# TASK PROMPT
The material below should be written out in full and exactly; pictures stay out of the copy.
───── THE RECORDS
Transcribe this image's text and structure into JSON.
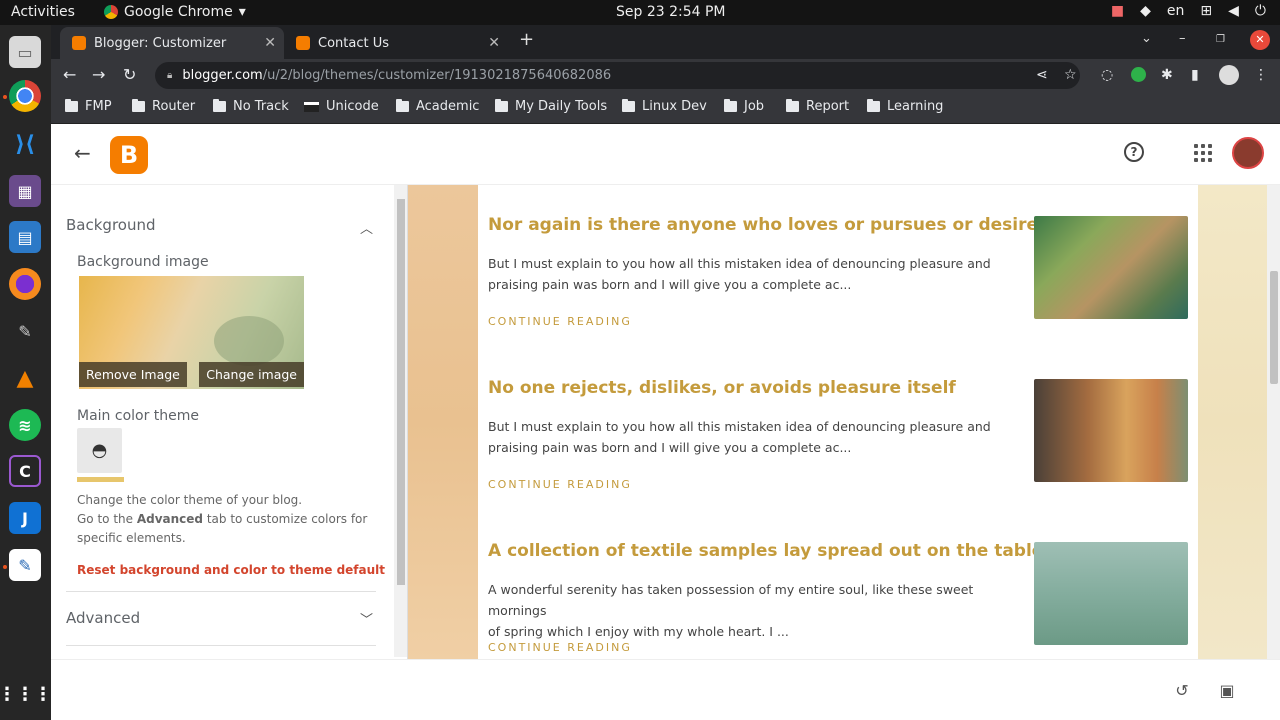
{
  "system": {
    "activities": "Activities",
    "app_name": "Google Chrome",
    "clock": "Sep 23  2:54 PM",
    "lang": "en"
  },
  "tabs": [
    {
      "title": "Blogger: Customizer",
      "active": true
    },
    {
      "title": "Contact Us",
      "active": false
    }
  ],
  "omnibox": {
    "host": "blogger.com",
    "path": "/u/2/blog/themes/customizer/1913021875640682086"
  },
  "bookmarks": [
    "FMP",
    "Router",
    "No Track",
    "Unicode",
    "Academic",
    "My Daily Tools",
    "Linux Dev",
    "Job",
    "Report",
    "Learning"
  ],
  "panel": {
    "background_title": "Background",
    "background_image_label": "Background image",
    "remove_image": "Remove Image",
    "change_image": "Change image",
    "main_color_label": "Main color theme",
    "desc_line1": "Change the color theme of your blog.",
    "desc_line2_pre": "Go to the ",
    "desc_line2_bold": "Advanced",
    "desc_line2_post": " tab to customize colors for",
    "desc_line3": "specific elements.",
    "reset_link": "Reset background and color to theme default",
    "advanced_title": "Advanced"
  },
  "posts": [
    {
      "title": "Nor again is there anyone who loves or pursues or desires",
      "excerpt_line1": "But I must explain to you how all this mistaken idea of denouncing pleasure and",
      "excerpt_line2": "praising pain was born and I will give you a complete ac...",
      "more": "CONTINUE READING"
    },
    {
      "title": "No one rejects, dislikes, or avoids pleasure itself",
      "excerpt_line1": "But I must explain to you how all this mistaken idea of denouncing pleasure and",
      "excerpt_line2": "praising pain was born and I will give you a complete ac...",
      "more": "CONTINUE READING"
    },
    {
      "title": "A collection of textile samples lay spread out on the table",
      "excerpt_line1": "A wonderful serenity has taken possession of my entire soul, like these sweet mornings",
      "excerpt_line2": "of spring which I enjoy with my whole heart. I ...",
      "more": "CONTINUE READING"
    }
  ],
  "colors": {
    "blogger_orange": "#f57d00",
    "post_title": "#c49b3c",
    "reset_link": "#d3452d"
  }
}
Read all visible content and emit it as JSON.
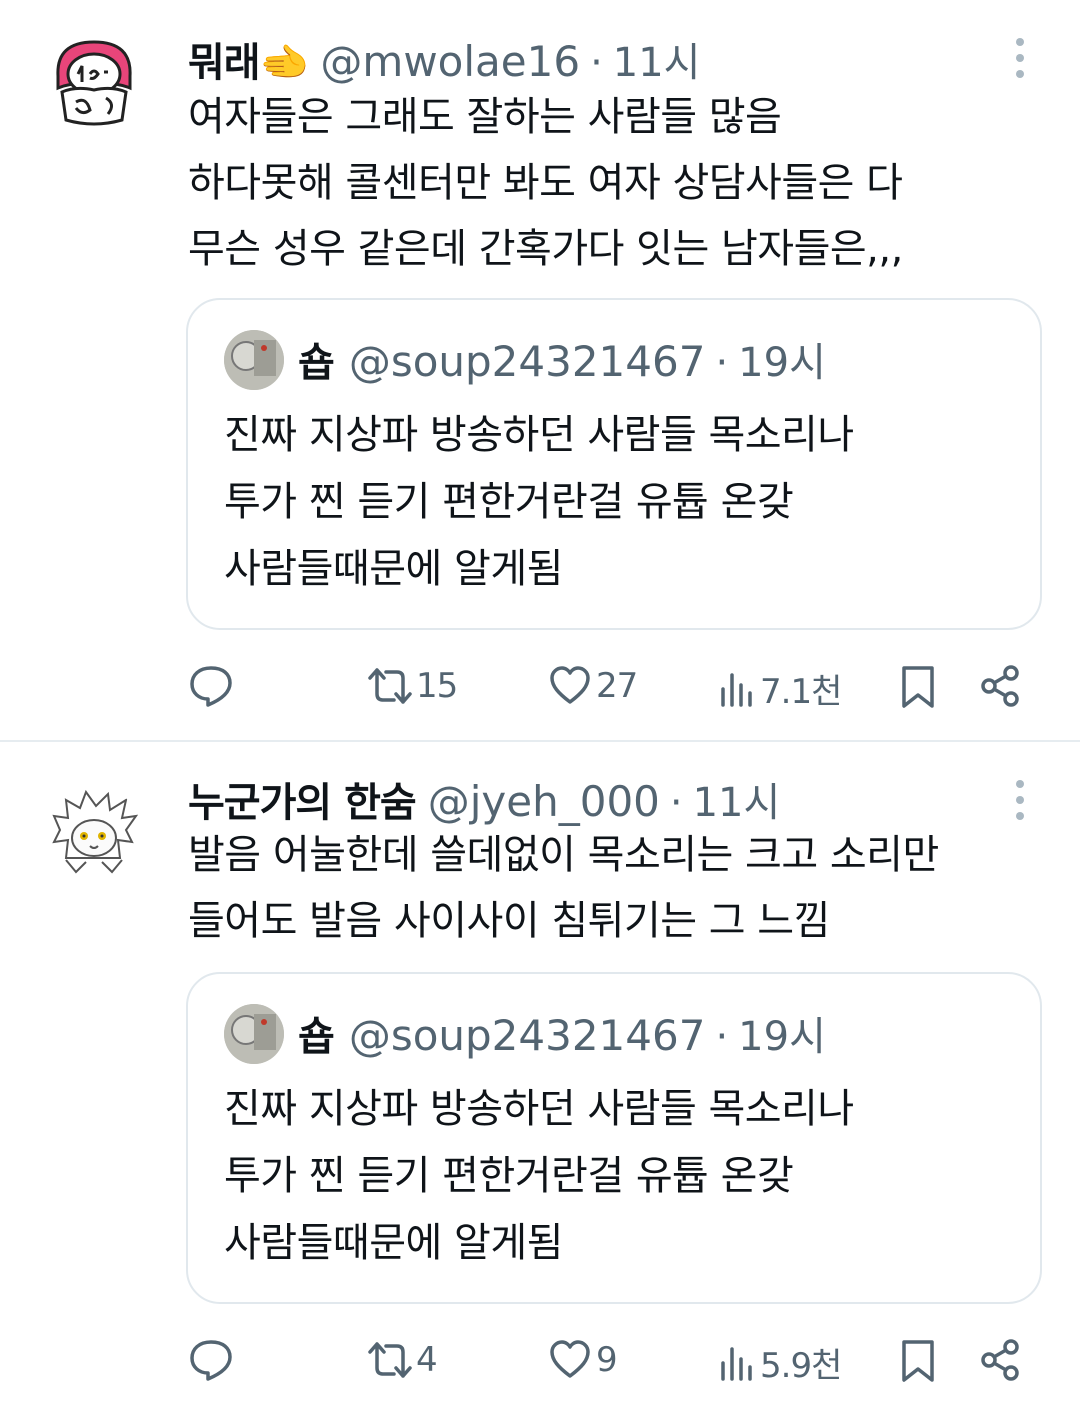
{
  "tweets": [
    {
      "name": "뭐래🫲",
      "handle": "@mwolae16",
      "sep": "·",
      "time": "11시",
      "lines": [
        "여자들은 그래도 잘하는 사람들 많음",
        "하다못해 콜센터만 봐도 여자 상담사들은 다",
        "무슨 성우 같은데 간혹가다 잇는 남자들은,,,"
      ],
      "quote": {
        "name": "숍",
        "handle": "@soup24321467",
        "sep": "·",
        "time": "19시",
        "lines": [
          "진짜 지상파 방송하던 사람들 목소리나",
          "투가 찐 듣기 편한거란걸 유튭 온갖",
          "사람들때문에 알게됨"
        ]
      },
      "retweets": "15",
      "likes": "27",
      "views": "7.1천"
    },
    {
      "name": "누군가의 한숨",
      "handle": "@jyeh_000",
      "sep": "·",
      "time": "11시",
      "lines": [
        "발음 어눌한데 쓸데없이 목소리는 크고 소리만",
        "들어도 발음 사이사이 침튀기는 그 느낌"
      ],
      "quote": {
        "name": "숍",
        "handle": "@soup24321467",
        "sep": "·",
        "time": "19시",
        "lines": [
          "진짜 지상파 방송하던 사람들 목소리나",
          "투가 찐 듣기 편한거란걸 유튭 온갖",
          "사람들때문에 알게됨"
        ]
      },
      "retweets": "4",
      "likes": "9",
      "views": "5.9천"
    }
  ],
  "colors": {
    "secondary_text": "#536471",
    "border": "#e1e8ed",
    "avatar_pink": "#e8457a"
  }
}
──────────
# WRITTEN RESPONSE
Transcribe this image's text and structure into JSON.
{
  "system": {
    "activities": "Activities",
    "app_name": "Google Chrome",
    "clock": "Sep 23  2:54 PM",
    "lang": "en"
  },
  "tabs": [
    {
      "title": "Blogger: Customizer",
      "active": true
    },
    {
      "title": "Contact Us",
      "active": false
    }
  ],
  "omnibox": {
    "host": "blogger.com",
    "path": "/u/2/blog/themes/customizer/1913021875640682086"
  },
  "bookmarks": [
    "FMP",
    "Router",
    "No Track",
    "Unicode",
    "Academic",
    "My Daily Tools",
    "Linux Dev",
    "Job",
    "Report",
    "Learning"
  ],
  "panel": {
    "background_title": "Background",
    "background_image_label": "Background image",
    "remove_image": "Remove Image",
    "change_image": "Change image",
    "main_color_label": "Main color theme",
    "desc_line1": "Change the color theme of your blog.",
    "desc_line2_pre": "Go to the ",
    "desc_line2_bold": "Advanced",
    "desc_line2_post": " tab to customize colors for",
    "desc_line3": "specific elements.",
    "reset_link": "Reset background and color to theme default",
    "advanced_title": "Advanced"
  },
  "posts": [
    {
      "title": "Nor again is there anyone who loves or pursues or desires",
      "excerpt_line1": "But I must explain to you how all this mistaken idea of denouncing pleasure and",
      "excerpt_line2": "praising pain was born and I will give you a complete ac...",
      "more": "CONTINUE READING"
    },
    {
      "title": "No one rejects, dislikes, or avoids pleasure itself",
      "excerpt_line1": "But I must explain to you how all this mistaken idea of denouncing pleasure and",
      "excerpt_line2": "praising pain was born and I will give you a complete ac...",
      "more": "CONTINUE READING"
    },
    {
      "title": "A collection of textile samples lay spread out on the table",
      "excerpt_line1": "A wonderful serenity has taken possession of my entire soul, like these sweet mornings",
      "excerpt_line2": "of spring which I enjoy with my whole heart. I ...",
      "more": "CONTINUE READING"
    }
  ],
  "colors": {
    "blogger_orange": "#f57d00",
    "post_title": "#c49b3c",
    "reset_link": "#d3452d"
  }
}
Read all visible content and emit it as JSON.
{
  "tweets": [
    {
      "name": "뭐래🫲",
      "handle": "@mwolae16",
      "sep": "·",
      "time": "11시",
      "lines": [
        "여자들은 그래도 잘하는 사람들 많음",
        "하다못해 콜센터만 봐도 여자 상담사들은 다",
        "무슨 성우 같은데 간혹가다 잇는 남자들은,,,"
      ],
      "quote": {
        "name": "숍",
        "handle": "@soup24321467",
        "sep": "·",
        "time": "19시",
        "lines": [
          "진짜 지상파 방송하던 사람들 목소리나",
          "투가 찐 듣기 편한거란걸 유튭 온갖",
          "사람들때문에 알게됨"
        ]
      },
      "retweets": "15",
      "likes": "27",
      "views": "7.1천"
    },
    {
      "name": "누군가의 한숨",
      "handle": "@jyeh_000",
      "sep": "·",
      "time": "11시",
      "lines": [
        "발음 어눌한데 쓸데없이 목소리는 크고 소리만",
        "들어도 발음 사이사이 침튀기는 그 느낌"
      ],
      "quote": {
        "name": "숍",
        "handle": "@soup24321467",
        "sep": "·",
        "time": "19시",
        "lines": [
          "진짜 지상파 방송하던 사람들 목소리나",
          "투가 찐 듣기 편한거란걸 유튭 온갖",
          "사람들때문에 알게됨"
        ]
      },
      "retweets": "4",
      "likes": "9",
      "views": "5.9천"
    }
  ],
  "colors": {
    "secondary_text": "#536471",
    "border": "#e1e8ed",
    "avatar_pink": "#e8457a"
  }
}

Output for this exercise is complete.